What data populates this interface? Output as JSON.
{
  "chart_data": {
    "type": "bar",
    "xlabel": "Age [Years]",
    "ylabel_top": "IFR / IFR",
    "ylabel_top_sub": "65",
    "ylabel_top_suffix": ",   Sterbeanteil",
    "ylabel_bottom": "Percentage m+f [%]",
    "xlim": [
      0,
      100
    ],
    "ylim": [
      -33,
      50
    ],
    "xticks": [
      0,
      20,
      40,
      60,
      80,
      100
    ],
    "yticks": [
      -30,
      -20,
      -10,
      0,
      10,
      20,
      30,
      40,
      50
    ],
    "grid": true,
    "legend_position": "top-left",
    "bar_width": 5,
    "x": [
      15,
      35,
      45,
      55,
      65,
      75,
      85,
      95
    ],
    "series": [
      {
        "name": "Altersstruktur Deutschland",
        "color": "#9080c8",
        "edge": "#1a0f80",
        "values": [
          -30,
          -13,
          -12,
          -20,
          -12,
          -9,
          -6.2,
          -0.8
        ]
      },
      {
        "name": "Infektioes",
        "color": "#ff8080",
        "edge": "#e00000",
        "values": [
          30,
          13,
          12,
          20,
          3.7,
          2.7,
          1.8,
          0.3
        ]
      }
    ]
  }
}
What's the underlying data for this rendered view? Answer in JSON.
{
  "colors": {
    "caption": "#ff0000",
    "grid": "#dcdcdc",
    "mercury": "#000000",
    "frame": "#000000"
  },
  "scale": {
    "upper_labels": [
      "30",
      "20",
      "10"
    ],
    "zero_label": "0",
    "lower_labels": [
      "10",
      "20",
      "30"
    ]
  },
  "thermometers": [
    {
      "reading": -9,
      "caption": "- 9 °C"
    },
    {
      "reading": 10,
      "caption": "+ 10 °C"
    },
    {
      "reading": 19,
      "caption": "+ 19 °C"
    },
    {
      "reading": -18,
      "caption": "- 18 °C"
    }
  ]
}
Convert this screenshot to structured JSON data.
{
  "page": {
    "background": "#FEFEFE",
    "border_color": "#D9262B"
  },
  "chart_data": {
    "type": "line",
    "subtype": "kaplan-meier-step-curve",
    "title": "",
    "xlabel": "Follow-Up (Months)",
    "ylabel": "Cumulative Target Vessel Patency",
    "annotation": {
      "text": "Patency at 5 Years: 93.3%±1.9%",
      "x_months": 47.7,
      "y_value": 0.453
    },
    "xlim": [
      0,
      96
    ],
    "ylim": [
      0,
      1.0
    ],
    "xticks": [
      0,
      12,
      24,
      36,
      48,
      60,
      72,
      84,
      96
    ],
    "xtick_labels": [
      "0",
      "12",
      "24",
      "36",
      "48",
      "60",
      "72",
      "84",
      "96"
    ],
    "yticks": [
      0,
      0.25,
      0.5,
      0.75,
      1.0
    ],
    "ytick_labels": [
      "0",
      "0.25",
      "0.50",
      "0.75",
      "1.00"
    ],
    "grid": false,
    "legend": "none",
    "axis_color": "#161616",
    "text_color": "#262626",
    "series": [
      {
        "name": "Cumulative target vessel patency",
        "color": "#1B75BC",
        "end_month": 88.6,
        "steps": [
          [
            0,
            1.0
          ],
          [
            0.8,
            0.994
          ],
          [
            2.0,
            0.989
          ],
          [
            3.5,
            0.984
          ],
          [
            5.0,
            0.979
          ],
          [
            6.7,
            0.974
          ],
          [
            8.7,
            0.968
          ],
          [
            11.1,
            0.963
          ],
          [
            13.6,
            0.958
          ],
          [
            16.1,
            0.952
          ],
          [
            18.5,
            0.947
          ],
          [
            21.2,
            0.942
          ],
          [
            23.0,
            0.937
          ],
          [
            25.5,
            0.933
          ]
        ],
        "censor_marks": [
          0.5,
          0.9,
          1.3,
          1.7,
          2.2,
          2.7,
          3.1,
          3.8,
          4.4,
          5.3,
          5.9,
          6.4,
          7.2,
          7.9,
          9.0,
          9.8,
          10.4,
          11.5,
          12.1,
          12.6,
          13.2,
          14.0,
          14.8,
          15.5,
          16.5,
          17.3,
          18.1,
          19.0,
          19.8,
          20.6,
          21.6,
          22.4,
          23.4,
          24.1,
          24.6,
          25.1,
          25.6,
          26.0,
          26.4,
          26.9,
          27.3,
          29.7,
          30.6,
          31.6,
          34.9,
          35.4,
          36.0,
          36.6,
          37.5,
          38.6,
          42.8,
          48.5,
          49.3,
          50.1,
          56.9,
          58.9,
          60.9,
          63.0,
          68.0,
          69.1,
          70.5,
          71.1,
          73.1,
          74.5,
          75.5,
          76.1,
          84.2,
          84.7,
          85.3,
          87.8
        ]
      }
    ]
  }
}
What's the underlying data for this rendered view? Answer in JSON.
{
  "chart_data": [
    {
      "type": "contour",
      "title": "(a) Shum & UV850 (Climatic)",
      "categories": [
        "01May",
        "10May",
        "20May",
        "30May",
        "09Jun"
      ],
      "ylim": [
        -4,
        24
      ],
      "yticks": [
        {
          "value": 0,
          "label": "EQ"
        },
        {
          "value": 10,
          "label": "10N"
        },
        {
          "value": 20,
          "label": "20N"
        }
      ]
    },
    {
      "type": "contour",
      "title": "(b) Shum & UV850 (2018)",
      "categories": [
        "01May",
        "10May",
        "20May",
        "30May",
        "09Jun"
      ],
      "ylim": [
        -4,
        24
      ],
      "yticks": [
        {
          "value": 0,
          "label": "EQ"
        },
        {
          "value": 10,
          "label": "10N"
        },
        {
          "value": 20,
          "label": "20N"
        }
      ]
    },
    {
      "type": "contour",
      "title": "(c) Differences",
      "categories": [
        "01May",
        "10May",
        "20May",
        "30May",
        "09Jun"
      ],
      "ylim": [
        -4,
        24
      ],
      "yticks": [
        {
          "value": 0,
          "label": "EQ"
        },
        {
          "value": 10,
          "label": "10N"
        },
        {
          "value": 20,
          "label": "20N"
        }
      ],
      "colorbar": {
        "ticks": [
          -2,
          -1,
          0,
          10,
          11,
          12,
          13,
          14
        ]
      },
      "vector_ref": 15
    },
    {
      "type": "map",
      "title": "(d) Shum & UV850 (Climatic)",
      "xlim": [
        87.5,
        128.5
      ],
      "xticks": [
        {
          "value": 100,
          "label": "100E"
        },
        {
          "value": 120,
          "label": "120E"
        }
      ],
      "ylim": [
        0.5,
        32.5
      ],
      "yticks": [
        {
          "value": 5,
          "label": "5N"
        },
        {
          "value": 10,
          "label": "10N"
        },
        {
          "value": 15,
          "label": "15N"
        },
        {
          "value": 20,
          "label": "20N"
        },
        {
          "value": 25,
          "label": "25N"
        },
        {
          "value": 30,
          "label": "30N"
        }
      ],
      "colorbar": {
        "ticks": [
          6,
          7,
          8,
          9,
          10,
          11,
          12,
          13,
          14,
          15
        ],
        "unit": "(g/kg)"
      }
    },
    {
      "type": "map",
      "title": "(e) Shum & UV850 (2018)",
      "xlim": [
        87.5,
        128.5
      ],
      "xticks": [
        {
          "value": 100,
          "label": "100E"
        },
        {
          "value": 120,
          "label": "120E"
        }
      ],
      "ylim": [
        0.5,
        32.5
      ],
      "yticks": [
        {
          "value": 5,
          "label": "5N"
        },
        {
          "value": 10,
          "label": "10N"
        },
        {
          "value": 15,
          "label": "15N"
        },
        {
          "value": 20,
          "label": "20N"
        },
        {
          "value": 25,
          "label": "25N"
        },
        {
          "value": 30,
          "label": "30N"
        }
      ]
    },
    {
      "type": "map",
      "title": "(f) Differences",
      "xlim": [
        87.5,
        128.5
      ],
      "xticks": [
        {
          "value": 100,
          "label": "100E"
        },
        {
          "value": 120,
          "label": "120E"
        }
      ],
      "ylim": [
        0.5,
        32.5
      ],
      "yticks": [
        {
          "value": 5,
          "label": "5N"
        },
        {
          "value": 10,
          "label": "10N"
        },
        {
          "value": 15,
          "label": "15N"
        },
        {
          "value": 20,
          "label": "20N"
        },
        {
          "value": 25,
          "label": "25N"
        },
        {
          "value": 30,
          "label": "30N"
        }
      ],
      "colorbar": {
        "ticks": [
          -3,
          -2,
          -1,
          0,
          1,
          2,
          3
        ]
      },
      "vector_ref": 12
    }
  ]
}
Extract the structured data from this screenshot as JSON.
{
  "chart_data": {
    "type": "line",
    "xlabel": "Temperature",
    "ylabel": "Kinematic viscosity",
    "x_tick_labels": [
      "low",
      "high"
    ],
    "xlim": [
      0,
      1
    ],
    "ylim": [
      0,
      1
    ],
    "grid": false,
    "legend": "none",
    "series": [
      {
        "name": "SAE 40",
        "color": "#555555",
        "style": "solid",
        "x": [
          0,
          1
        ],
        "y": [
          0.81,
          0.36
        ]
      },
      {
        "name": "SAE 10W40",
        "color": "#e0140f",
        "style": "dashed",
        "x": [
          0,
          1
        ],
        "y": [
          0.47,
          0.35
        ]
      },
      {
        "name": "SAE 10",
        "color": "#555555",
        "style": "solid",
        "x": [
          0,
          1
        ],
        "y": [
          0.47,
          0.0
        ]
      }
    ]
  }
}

> EXERCISE DESCRIPTION:
Each line that holds the word "Cumulative" should be extracted from the records.

> OUTPUT FOR THIS EXERCISE:
    "ylabel": "Cumulative Target Vessel Patency",
        "name": "Cumulative target vessel patency",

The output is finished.